— SELECTED EXCERPT —
━━━━━━━━
- Native to: England United Kingdom
- Region: Barrow-in-Furness Cumbria
- Ethnicity: English
- Language family: Indo-European GermanicWest GermanicNorth Sea GermanicAnglo-FrisianAnglicAnglianNorth AnglicNorthern EnglishCumbrianBarrovian; ; ; ; ; ; ; ; ; ;
- Early forms: Old English Northumbrian Old English Northern Middle English Early Modern English ; ; ;

Language codes
- ISO 639-3: –
- IETF: en-u-sd-gbcma

= Barrovian =

English-language dialect

Barrovian (or Barronese) is an accent and dialect of English found in Barrow-in-Furness and several outlying settlements in Cumbria, England, historically in the county of Lancashire. Although a member of the Cumbrian dialect, the Barrovian and south Cumbria accent has much in common with the dialect of northern Lancashire, particularly the Lancaster/Morecambe area.

Barrovian is also used as a demonym for the inhabitants of Barrow.

==Origins==
Up until the mid-19th century Barrow was nothing but a cluster of small villages with the Cumbrian dialect prevailing throughout. Huge growth occurred, however, between 1860 and 1880, spurred by the introduction of a railway to the Furness peninsula and the rapidly expanding steel and jute works. Barrow also became a major shipbuilding centre in the early 20th century. From a few thousand to 70,000 residents in under half a century, the majority of these were immigrants to the town drawn by the burgeoning industries. Large influxes came from elsewhere in Lancashire, Ireland (especially the counties of Antrim and Tyrone) and Scotland, with existing shipbuilding regions such as the Clyde and Tyneside providing a significant percentage of migrants in the early to mid-20th century. During the 1890s, one-sixth of the local population had been born in Ireland or Scotland. Barrow became a melting pot of accents and dialects and although it remains primarily Cumbria/Lancashire-oriented it has strong influences from a wide geographical area.

Numerous place names in Barrow are of Old Norse and Celtic origin. Although they have long been Anglicised, many have had their pronunciation skewed over time by the aforementioned immigrant groups. One notable example is the suburbs of Roose which was settled by Cornish tin miners and is now pronounced locally with a 'z' in place of the 's'. The name Furness is also pronounced to sound like 'furnace'.
━━━━━━━━
— DATA FOR REVIEW —

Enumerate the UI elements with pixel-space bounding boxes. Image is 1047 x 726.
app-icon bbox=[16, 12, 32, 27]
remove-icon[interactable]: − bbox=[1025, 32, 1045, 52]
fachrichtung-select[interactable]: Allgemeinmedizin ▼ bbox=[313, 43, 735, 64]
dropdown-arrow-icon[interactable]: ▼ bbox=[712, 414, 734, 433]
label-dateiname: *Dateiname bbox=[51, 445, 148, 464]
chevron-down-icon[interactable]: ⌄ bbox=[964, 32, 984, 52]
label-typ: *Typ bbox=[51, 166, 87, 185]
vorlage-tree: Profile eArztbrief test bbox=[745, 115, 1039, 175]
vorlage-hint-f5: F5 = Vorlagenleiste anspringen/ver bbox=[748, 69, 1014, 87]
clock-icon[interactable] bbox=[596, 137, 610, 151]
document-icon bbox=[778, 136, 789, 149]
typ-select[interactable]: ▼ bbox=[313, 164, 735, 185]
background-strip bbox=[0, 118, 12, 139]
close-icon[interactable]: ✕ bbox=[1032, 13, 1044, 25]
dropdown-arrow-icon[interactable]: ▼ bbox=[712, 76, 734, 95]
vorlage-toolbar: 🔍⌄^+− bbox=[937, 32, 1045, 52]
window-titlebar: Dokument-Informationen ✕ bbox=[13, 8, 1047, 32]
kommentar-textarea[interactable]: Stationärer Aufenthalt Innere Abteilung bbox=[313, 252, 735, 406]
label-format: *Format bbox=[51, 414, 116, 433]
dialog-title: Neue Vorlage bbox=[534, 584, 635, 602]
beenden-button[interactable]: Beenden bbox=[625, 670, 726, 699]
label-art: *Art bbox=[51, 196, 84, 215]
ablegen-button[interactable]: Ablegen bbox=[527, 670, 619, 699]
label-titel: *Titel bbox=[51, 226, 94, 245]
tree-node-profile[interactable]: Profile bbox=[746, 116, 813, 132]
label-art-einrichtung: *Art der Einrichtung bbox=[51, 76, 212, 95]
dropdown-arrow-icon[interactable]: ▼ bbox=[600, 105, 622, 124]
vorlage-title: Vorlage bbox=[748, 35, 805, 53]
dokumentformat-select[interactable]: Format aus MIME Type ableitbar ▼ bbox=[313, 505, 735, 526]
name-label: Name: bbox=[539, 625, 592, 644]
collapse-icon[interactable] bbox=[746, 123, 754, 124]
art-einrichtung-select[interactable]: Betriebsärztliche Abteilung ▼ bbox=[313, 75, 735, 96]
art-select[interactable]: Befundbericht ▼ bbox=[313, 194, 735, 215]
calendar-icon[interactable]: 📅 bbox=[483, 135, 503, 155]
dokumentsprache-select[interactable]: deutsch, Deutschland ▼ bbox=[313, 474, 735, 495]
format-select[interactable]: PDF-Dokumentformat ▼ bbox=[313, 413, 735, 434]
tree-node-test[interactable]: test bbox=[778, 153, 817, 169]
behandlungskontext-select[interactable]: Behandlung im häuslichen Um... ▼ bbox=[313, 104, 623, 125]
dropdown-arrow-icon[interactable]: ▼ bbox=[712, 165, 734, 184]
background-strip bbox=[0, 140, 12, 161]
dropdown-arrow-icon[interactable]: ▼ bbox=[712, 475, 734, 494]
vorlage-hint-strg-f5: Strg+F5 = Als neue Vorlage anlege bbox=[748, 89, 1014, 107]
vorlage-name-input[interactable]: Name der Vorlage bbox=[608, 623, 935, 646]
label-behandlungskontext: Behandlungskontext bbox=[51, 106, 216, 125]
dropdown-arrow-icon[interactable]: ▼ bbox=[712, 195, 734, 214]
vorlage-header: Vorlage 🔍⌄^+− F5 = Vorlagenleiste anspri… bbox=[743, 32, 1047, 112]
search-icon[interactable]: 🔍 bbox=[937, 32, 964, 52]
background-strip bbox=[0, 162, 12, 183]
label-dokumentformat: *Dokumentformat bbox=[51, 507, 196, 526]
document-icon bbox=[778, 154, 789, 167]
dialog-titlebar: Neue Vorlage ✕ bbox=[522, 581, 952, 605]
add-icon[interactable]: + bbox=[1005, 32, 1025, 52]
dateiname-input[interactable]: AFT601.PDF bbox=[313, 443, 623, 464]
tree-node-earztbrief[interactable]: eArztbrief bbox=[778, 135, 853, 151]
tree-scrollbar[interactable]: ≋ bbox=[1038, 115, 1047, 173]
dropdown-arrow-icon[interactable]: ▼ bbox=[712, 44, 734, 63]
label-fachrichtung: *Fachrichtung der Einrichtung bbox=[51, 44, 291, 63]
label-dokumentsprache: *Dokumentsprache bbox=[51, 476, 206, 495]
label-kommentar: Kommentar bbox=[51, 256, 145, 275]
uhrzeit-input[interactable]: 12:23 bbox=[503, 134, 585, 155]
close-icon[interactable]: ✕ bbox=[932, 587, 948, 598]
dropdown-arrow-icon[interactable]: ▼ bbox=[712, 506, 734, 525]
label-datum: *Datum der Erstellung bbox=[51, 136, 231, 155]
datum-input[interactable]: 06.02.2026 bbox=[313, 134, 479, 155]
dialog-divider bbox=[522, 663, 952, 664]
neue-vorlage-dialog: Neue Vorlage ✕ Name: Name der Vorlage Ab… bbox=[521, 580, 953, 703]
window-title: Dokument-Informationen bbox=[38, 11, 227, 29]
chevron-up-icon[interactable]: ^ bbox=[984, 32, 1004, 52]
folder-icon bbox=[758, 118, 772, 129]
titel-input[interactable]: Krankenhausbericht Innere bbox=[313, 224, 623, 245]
━━━━━━━━
— EXERCISE REQUIREMENTS —
1. List the industries named in the Origins section of the Barrovian dialect text.
2. For each statement, say whether it agrees with the Barrovian dialect text, and quote the words that decide it.
(a) Barrow went from a few thousand residents to 70,000 in under half a century.
(b) Roose was settled by Welsh tin miners.
(c) During the 1890s, one-third of the local population had been born in Ireland or Scotland.
3. Write out the Barrovian dialect text between "Numerous place names" and "sound like 'furnace'.", inclusive, swapping "Cornish" for "Welsh".
None of the items above is needed for this work.

— ANSWERS TO THE EXERCISES —
1.
- Steel works
- Jute works
- Shipbuilding

2.
(a) Yes: "From a few thousand to 70,000 residents in under half a century"
(b) No: "which was settled by Cornish tin miners"
(c) No: "During the 1890s, one-sixth of the local population had been born in Ireland or Scotland."

3.
Numerous place names in Barrow are of Old Norse and Celtic origin. Although they have long been Anglicised, many have had their pronunciation skewed over time by the aforementioned immigrant groups. One notable example is the suburbs of Roose which was settled by Welsh tin miners and is now pronounced locally with a 'z' in place of the 's'. The name Furness is also pronounced to sound like 'furnace'.